**REQUIRED TASK:** Find the lines holding the word "Ленина" and collect them.

**DATA EXCERPTS:**
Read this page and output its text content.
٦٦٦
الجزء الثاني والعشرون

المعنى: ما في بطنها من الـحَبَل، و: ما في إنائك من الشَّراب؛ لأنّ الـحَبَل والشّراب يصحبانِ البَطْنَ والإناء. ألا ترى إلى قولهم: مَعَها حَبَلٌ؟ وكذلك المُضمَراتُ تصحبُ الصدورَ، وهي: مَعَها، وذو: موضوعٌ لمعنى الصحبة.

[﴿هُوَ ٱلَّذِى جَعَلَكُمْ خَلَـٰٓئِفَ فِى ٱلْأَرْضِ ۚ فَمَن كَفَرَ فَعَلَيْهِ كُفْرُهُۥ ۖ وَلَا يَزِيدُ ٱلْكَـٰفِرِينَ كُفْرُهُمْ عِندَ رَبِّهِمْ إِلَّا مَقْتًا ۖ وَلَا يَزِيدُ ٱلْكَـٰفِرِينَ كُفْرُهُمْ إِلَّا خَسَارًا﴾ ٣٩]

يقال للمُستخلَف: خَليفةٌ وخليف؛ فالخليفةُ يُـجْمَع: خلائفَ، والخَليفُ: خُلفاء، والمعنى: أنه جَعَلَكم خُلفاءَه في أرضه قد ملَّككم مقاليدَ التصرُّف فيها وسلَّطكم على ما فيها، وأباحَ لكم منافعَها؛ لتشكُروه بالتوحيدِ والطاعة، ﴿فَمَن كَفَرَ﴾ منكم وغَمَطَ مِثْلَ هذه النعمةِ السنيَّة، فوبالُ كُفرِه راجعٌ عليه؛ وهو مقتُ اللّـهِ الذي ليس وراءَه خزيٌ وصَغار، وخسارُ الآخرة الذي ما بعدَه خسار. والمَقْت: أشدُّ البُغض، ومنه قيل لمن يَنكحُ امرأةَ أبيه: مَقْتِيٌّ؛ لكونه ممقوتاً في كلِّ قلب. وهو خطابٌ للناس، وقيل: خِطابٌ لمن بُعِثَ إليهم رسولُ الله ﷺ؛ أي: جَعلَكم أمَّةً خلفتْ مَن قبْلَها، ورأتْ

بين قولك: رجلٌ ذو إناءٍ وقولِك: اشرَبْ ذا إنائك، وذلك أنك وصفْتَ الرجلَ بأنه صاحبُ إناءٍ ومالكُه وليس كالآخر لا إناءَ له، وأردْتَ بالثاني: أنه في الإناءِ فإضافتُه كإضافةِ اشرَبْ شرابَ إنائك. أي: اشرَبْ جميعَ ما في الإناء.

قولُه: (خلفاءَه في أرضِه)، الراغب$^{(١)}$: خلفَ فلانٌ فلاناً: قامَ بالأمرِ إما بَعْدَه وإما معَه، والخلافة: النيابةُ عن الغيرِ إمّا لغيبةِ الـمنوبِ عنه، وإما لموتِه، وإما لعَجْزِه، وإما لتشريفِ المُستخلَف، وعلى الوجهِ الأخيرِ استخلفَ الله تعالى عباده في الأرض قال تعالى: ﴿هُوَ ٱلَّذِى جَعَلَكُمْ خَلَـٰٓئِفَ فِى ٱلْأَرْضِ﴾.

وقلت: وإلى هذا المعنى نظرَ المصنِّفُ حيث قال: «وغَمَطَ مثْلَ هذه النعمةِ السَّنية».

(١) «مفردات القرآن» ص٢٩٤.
---
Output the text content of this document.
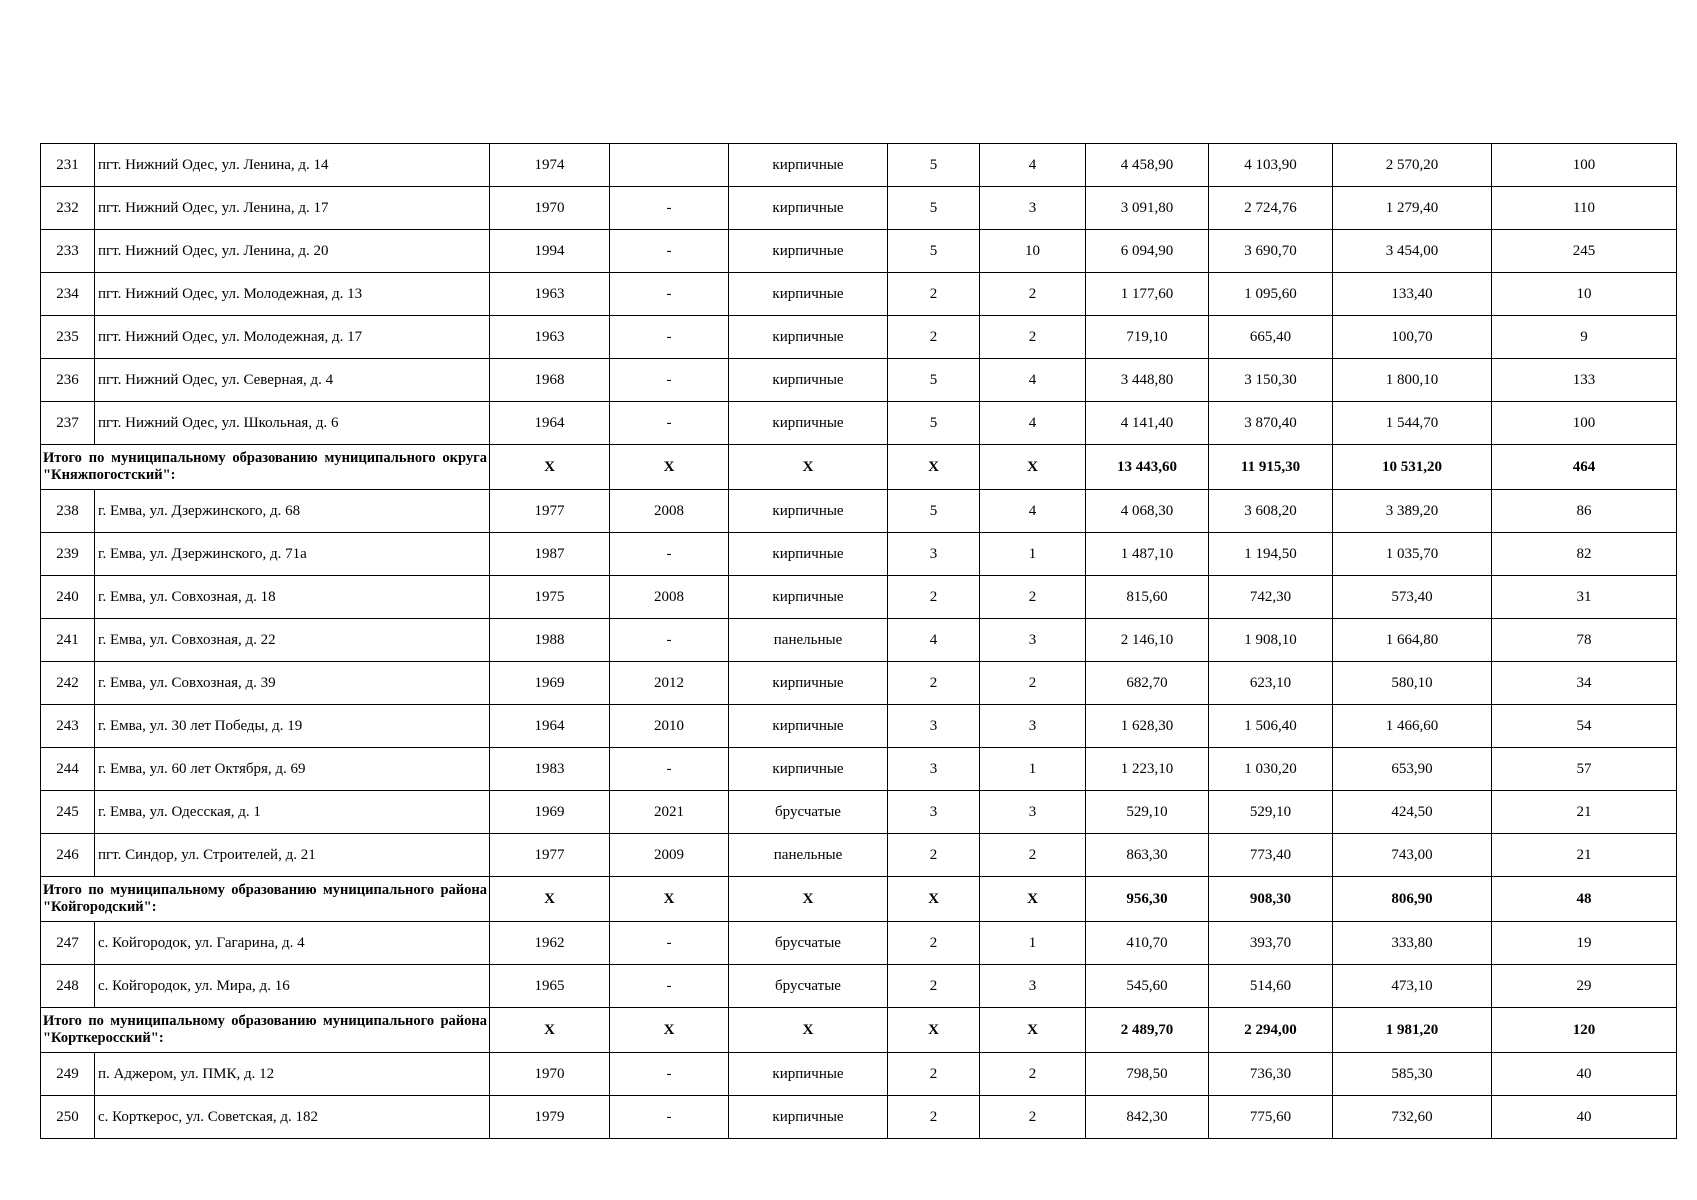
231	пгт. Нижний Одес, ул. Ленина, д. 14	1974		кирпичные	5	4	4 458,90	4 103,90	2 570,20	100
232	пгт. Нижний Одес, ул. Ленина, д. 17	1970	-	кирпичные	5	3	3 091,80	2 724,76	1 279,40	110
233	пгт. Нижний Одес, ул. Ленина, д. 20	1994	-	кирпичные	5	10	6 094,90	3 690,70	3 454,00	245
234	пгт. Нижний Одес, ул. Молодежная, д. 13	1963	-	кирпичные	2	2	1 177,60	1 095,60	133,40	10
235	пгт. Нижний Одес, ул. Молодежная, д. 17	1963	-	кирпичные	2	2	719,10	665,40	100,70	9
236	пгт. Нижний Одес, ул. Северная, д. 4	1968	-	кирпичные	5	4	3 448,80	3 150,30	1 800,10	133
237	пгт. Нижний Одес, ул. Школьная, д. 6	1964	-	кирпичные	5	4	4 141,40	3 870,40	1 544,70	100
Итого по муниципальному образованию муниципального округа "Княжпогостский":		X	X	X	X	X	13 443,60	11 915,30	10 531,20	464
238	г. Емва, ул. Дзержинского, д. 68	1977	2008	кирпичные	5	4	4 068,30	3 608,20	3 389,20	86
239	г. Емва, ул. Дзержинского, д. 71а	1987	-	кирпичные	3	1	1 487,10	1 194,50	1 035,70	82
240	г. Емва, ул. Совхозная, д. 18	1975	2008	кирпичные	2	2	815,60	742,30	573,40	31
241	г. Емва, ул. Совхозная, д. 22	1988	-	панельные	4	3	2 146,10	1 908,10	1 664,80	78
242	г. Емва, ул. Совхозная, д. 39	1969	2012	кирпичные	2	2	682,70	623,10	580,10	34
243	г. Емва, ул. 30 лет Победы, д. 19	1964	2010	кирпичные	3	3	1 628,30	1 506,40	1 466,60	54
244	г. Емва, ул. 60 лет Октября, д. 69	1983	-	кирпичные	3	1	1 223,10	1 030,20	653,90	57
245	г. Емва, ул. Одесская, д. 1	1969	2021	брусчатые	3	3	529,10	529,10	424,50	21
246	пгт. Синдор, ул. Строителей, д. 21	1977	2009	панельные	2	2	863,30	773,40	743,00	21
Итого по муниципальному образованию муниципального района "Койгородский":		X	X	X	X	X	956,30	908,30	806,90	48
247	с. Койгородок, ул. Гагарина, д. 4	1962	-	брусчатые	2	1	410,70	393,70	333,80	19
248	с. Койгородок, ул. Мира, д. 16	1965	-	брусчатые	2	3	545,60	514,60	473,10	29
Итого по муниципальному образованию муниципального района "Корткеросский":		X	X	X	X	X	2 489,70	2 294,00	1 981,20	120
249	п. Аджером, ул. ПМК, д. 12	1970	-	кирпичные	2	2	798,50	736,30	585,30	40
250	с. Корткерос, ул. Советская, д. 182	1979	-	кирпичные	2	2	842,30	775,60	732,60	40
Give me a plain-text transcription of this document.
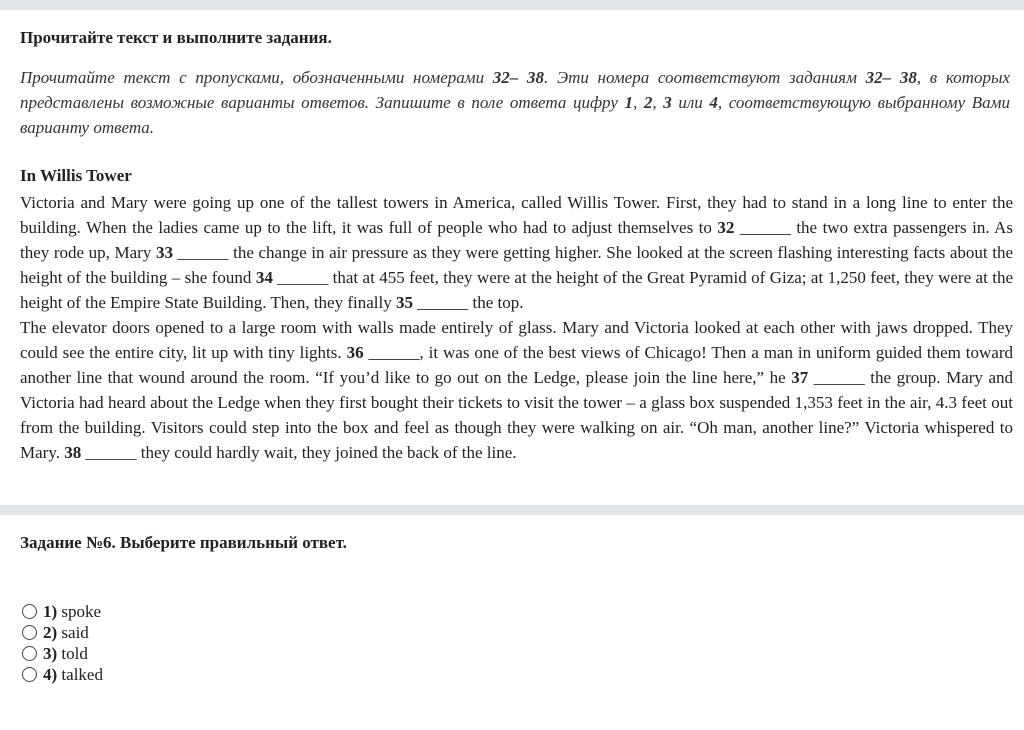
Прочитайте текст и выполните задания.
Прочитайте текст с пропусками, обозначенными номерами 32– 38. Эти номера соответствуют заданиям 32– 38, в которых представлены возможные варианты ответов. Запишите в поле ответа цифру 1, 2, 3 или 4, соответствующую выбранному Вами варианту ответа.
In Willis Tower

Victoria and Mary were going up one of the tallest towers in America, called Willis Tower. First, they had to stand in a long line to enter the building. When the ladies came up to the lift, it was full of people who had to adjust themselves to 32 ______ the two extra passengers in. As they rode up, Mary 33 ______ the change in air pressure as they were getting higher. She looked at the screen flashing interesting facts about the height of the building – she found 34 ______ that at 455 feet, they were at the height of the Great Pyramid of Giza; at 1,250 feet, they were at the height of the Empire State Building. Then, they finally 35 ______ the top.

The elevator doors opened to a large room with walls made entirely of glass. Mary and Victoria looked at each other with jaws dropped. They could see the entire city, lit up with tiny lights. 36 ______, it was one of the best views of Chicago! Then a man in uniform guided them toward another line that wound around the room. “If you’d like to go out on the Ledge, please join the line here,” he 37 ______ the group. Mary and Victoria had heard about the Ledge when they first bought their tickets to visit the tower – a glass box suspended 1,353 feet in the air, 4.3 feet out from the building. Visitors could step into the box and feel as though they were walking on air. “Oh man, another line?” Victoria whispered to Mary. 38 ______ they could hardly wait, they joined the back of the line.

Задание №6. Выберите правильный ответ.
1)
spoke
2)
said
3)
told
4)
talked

**ANSWER TO THE PROBLEM:**
231	пгт. Нижний Одес, ул. Ленина, д. 14	1974		кирпичные	5	4	4 458,90	4 103,90	2 570,20	100
232	пгт. Нижний Одес, ул. Ленина, д. 17	1970	-	кирпичные	5	3	3 091,80	2 724,76	1 279,40	110
233	пгт. Нижний Одес, ул. Ленина, д. 20	1994	-	кирпичные	5	10	6 094,90	3 690,70	3 454,00	245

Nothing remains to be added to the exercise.